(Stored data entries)
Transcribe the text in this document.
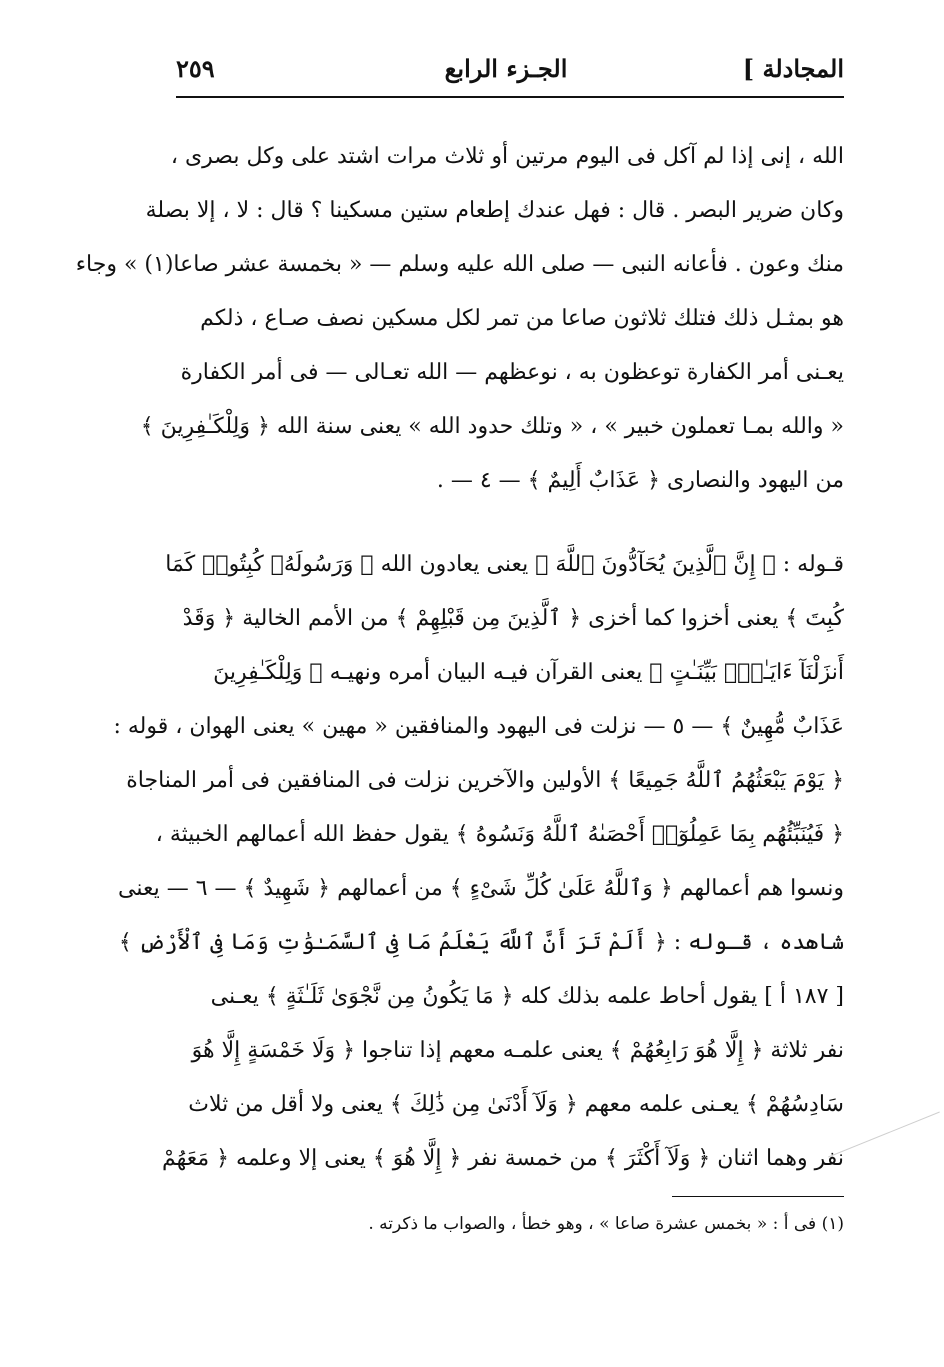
المجادلة ]
الجـزء الرابع
٢٥٩
الله ، إنى إذا لم آكل فى اليوم مرتين أو ثلاث مرات اشتد على وكل بصرى ،
وكان ضرير البصر . قال : فهل عندك إطعام ستين مسكينا ؟ قال : لا ، إلا بصلة
منك وعون . فأعانه النبى — صلى الله عليه وسلم — « بخمسة عشر صاعا(١) » وجاء
هو بمثـل ذلك فتلك ثلاثون صاعا من تمر لكل مسكين نصف صـاع ، ذلكم
يعـنى أمر الكفارة توعظون به ، نوعظهم — الله تعـالى — فى أمر الكفارة
« والله بمـا تعملون خبير » ، « وتلك حدود الله » يعنى سنة الله ﴿ وَلِلْكَـٰفِرِينَ ﴾
من اليهود والنصارى ﴿ عَذَابٌ أَلِيمٌ ﴾ — ٤ — .
قـوله : ﴿ إِنَّ ٱلَّذِينَ يُحَآدُّونَ ٱللَّهَ ﴾ يعنى يعادون الله ﴿ وَرَسُولَهُۥ كُبِتُوا۟ كَمَا
كُبِتَ ﴾ يعنى أخزوا كما أخزى ﴿ ٱلَّذِينَ مِن قَبْلِهِمْ ﴾ من الأمم الخالية ﴿ وَقَدْ
أَنزَلْنَآ ءَايَـٰتٍۭ بَيِّنَـٰتٍ ﴾ يعنى القرآن فيـه البيان أمره ونهيـه ﴿ وَلِلْكَـٰفِرِينَ
عَذَابٌ مُّهِينٌ ﴾ — ٥ — نزلت فى اليهود والمنافقين « مهين » يعنى الهوان ، قوله :
﴿ يَوْمَ يَبْعَثُهُمُ ٱللَّهُ جَمِيعًا ﴾ الأولين والآخرين نزلت فى المنافقين فى أمر المناجاة
﴿ فَيُنَبِّئُهُم بِمَا عَمِلُوٓا۟ أَحْصَىٰهُ ٱللَّهُ وَنَسُوهُ ﴾ يقول حفظ الله أعمالهم الخبيثة ،
ونسوا هم أعمالهم ﴿ وَٱللَّهُ عَلَىٰ كُلِّ شَىْءٍ ﴾ من أعمالهم ﴿ شَهِيدٌ ﴾ — ٦ — يعنى
شاهده ، قـوله : ﴿ أَلَمْ تَرَ أَنَّ ٱللَّهَ يَعْلَمُ مَا فِى ٱلسَّمَـٰوَٰتِ وَمَا فِى ٱلْأَرْضِ ﴾
[ ١٨٧ أ ] يقول أحاط علمه بذلك كله ﴿ مَا يَكُونُ مِن نَّجْوَىٰ ثَلَـٰثَةٍ ﴾ يعـنى
نفر ثلاثة ﴿ إِلَّا هُوَ رَابِعُهُمْ ﴾ يعنى علمـه معهم إذا تناجوا ﴿ وَلَا خَمْسَةٍ إِلَّا هُوَ
سَادِسُهُمْ ﴾ يعـنى علمه معهم ﴿ وَلَآ أَدْنَىٰ مِن ذَٰلِكَ ﴾ يعنى ولا أقل من ثلاث
نفر وهما اثنان ﴿ وَلَآ أَكْثَرَ ﴾ من خمسة نفر ﴿ إِلَّا هُوَ ﴾ يعنى إلا وعلمه ﴿ مَعَهُمْ
(١) فى أ : « بخمس عشرة صاعا » ، وهو خطأ ، والصواب ما ذكرته .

◆ Problem statement: Repeat the listing above exactly, with no pictures.

◆ Written solution:
Transcribe the text in this document.
المجادلة ]
الجـزء الرابع
٢٥٩
الله ، إنى إذا لم آكل فى اليوم مرتين أو ثلاث مرات اشتد على وكل بصرى ،
وكان ضرير البصر . قال : فهل عندك إطعام ستين مسكينا ؟ قال : لا ، إلا بصلة
منك وعون . فأعانه النبى — صلى الله عليه وسلم — « بخمسة عشر صاعا(١) » وجاء
هو بمثـل ذلك فتلك ثلاثون صاعا من تمر لكل مسكين نصف صـاع ، ذلكم
يعـنى أمر الكفارة توعظون به ، نوعظهم — الله تعـالى — فى أمر الكفارة
« والله بمـا تعملون خبير » ، « وتلك حدود الله » يعنى سنة الله ﴿ وَلِلْكَـٰفِرِينَ ﴾
من اليهود والنصارى ﴿ عَذَابٌ أَلِيمٌ ﴾ — ٤ — .
قـوله : ﴿ إِنَّ ٱلَّذِينَ يُحَآدُّونَ ٱللَّهَ ﴾ يعنى يعادون الله ﴿ وَرَسُولَهُۥ كُبِتُوا۟ كَمَا
كُبِتَ ﴾ يعنى أخزوا كما أخزى ﴿ ٱلَّذِينَ مِن قَبْلِهِمْ ﴾ من الأمم الخالية ﴿ وَقَدْ
أَنزَلْنَآ ءَايَـٰتٍۭ بَيِّنَـٰتٍ ﴾ يعنى القرآن فيـه البيان أمره ونهيـه ﴿ وَلِلْكَـٰفِرِينَ
عَذَابٌ مُّهِينٌ ﴾ — ٥ — نزلت فى اليهود والمنافقين « مهين » يعنى الهوان ، قوله :
﴿ يَوْمَ يَبْعَثُهُمُ ٱللَّهُ جَمِيعًا ﴾ الأولين والآخرين نزلت فى المنافقين فى أمر المناجاة
﴿ فَيُنَبِّئُهُم بِمَا عَمِلُوٓا۟ أَحْصَىٰهُ ٱللَّهُ وَنَسُوهُ ﴾ يقول حفظ الله أعمالهم الخبيثة ،
ونسوا هم أعمالهم ﴿ وَٱللَّهُ عَلَىٰ كُلِّ شَىْءٍ ﴾ من أعمالهم ﴿ شَهِيدٌ ﴾ — ٦ — يعنى
شاهده ، قـوله : ﴿ أَلَمْ تَرَ أَنَّ ٱللَّهَ يَعْلَمُ مَا فِى ٱلسَّمَـٰوَٰتِ وَمَا فِى ٱلْأَرْضِ ﴾
[ ١٨٧ أ ] يقول أحاط علمه بذلك كله ﴿ مَا يَكُونُ مِن نَّجْوَىٰ ثَلَـٰثَةٍ ﴾ يعـنى
نفر ثلاثة ﴿ إِلَّا هُوَ رَابِعُهُمْ ﴾ يعنى علمـه معهم إذا تناجوا ﴿ وَلَا خَمْسَةٍ إِلَّا هُوَ
سَادِسُهُمْ ﴾ يعـنى علمه معهم ﴿ وَلَآ أَدْنَىٰ مِن ذَٰلِكَ ﴾ يعنى ولا أقل من ثلاث
نفر وهما اثنان ﴿ وَلَآ أَكْثَرَ ﴾ من خمسة نفر ﴿ إِلَّا هُوَ ﴾ يعنى إلا وعلمه ﴿ مَعَهُمْ
(١) فى أ : « بخمس عشرة صاعا » ، وهو خطأ ، والصواب ما ذكرته .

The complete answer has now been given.